• _WHAT IS ASKED_:
In the lines below, find how many contain the word "réponses" and report that figure alone.
--- ITEMS ---
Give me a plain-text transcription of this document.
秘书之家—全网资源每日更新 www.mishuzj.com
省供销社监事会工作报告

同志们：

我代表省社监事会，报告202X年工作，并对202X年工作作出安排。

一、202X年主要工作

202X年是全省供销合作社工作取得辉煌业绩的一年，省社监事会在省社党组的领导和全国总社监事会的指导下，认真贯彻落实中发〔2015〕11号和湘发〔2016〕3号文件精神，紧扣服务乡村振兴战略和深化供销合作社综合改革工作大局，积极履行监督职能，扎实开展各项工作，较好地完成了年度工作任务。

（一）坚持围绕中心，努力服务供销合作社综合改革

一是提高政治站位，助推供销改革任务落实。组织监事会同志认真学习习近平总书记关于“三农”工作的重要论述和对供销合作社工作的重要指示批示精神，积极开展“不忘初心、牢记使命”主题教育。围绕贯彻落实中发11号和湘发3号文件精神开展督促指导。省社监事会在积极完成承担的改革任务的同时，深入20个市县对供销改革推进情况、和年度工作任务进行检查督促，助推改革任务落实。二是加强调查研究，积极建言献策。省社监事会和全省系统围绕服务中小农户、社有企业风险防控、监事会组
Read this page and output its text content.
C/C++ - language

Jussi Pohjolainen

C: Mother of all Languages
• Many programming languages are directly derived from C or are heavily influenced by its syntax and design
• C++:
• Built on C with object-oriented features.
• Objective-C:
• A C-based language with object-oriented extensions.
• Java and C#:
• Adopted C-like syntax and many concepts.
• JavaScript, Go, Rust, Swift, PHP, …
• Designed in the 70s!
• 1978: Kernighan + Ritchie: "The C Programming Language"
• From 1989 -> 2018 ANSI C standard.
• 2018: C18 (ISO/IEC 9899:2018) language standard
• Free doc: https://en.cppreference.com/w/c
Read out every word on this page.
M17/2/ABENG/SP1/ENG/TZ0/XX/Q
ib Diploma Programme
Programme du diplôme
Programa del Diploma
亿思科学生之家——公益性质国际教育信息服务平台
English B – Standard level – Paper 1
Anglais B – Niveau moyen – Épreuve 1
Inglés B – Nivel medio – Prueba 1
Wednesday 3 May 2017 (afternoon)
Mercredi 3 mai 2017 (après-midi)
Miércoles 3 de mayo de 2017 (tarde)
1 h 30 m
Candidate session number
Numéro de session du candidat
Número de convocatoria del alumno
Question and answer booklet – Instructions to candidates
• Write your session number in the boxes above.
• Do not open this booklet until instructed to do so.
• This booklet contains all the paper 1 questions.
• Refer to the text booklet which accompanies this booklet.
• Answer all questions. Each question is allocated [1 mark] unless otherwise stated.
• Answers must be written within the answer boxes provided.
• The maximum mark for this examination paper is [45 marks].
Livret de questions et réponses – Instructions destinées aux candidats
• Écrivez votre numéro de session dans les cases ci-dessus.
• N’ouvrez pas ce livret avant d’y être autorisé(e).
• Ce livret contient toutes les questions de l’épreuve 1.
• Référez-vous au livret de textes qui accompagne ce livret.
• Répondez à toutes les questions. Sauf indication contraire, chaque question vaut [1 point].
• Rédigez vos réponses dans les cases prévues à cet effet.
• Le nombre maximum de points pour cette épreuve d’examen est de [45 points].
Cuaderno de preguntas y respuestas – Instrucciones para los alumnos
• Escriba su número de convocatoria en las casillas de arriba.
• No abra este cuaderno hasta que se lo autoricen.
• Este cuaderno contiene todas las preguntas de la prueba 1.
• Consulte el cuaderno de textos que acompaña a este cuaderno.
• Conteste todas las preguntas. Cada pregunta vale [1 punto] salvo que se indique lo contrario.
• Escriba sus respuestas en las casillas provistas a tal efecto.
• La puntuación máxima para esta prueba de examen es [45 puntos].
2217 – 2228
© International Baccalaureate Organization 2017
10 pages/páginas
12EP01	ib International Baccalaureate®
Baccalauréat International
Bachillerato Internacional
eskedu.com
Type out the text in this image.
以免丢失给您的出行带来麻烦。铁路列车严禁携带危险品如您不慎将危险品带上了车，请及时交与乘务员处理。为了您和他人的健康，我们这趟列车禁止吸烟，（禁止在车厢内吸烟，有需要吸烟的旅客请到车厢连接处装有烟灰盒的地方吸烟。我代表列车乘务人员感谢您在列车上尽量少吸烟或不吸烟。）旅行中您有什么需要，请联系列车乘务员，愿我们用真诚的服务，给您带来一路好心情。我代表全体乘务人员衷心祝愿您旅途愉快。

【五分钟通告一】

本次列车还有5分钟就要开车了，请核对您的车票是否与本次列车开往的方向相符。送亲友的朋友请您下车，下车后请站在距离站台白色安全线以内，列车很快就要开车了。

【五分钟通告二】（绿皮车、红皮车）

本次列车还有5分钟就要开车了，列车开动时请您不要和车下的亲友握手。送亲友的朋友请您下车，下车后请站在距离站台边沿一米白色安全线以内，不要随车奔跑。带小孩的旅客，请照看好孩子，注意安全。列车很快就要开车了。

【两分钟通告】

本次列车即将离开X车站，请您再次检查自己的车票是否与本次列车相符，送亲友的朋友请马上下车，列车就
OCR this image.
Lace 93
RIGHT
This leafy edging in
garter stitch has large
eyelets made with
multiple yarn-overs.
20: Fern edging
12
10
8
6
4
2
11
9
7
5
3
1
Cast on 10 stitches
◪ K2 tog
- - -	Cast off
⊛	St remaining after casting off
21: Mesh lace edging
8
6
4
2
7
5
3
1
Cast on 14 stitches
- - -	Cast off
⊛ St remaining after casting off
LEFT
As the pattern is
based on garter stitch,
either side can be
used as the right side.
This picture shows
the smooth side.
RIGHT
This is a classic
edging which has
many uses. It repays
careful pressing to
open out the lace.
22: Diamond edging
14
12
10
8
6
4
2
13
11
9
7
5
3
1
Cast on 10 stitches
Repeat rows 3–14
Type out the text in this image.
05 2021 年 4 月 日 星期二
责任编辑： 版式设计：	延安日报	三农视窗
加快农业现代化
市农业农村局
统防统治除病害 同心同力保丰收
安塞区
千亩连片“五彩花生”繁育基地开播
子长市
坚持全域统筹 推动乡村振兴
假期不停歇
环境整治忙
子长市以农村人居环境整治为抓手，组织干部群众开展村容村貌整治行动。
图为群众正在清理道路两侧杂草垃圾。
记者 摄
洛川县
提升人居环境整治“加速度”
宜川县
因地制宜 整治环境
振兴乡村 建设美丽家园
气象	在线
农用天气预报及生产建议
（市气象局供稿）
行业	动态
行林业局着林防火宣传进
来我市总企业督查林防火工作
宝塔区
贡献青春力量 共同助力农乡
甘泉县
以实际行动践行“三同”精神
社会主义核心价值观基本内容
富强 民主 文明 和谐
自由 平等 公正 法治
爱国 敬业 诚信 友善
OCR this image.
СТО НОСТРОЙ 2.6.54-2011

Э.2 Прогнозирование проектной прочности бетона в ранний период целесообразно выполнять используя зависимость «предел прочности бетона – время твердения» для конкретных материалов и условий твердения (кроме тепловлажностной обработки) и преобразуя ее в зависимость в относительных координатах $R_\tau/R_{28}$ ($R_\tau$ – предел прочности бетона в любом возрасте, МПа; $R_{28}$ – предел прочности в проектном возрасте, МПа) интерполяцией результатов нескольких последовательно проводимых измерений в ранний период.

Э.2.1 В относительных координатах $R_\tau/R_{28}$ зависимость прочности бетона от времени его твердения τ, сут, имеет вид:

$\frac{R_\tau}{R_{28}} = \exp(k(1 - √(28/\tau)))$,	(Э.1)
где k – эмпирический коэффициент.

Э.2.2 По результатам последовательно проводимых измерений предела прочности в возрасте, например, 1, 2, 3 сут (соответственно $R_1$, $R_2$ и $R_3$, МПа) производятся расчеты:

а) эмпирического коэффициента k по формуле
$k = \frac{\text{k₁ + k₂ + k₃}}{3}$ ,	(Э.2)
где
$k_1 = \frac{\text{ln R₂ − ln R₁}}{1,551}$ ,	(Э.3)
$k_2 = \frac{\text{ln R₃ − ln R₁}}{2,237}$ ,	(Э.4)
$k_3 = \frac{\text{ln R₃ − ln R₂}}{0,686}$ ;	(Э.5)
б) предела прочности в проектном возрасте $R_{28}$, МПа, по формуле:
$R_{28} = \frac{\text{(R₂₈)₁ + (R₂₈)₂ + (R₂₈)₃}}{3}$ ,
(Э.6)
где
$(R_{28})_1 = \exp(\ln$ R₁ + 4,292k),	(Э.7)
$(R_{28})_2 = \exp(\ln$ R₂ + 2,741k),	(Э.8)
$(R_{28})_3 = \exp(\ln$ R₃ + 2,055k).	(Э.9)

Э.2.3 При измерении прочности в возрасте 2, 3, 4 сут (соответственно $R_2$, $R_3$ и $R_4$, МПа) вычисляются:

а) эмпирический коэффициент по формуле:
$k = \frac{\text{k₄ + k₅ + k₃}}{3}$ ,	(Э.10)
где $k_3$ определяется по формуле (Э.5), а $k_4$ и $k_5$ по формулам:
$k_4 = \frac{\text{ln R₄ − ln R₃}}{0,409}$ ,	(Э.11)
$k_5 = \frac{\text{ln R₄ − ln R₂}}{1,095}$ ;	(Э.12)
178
---
• _SOLUTION TO THIS TASK_:
2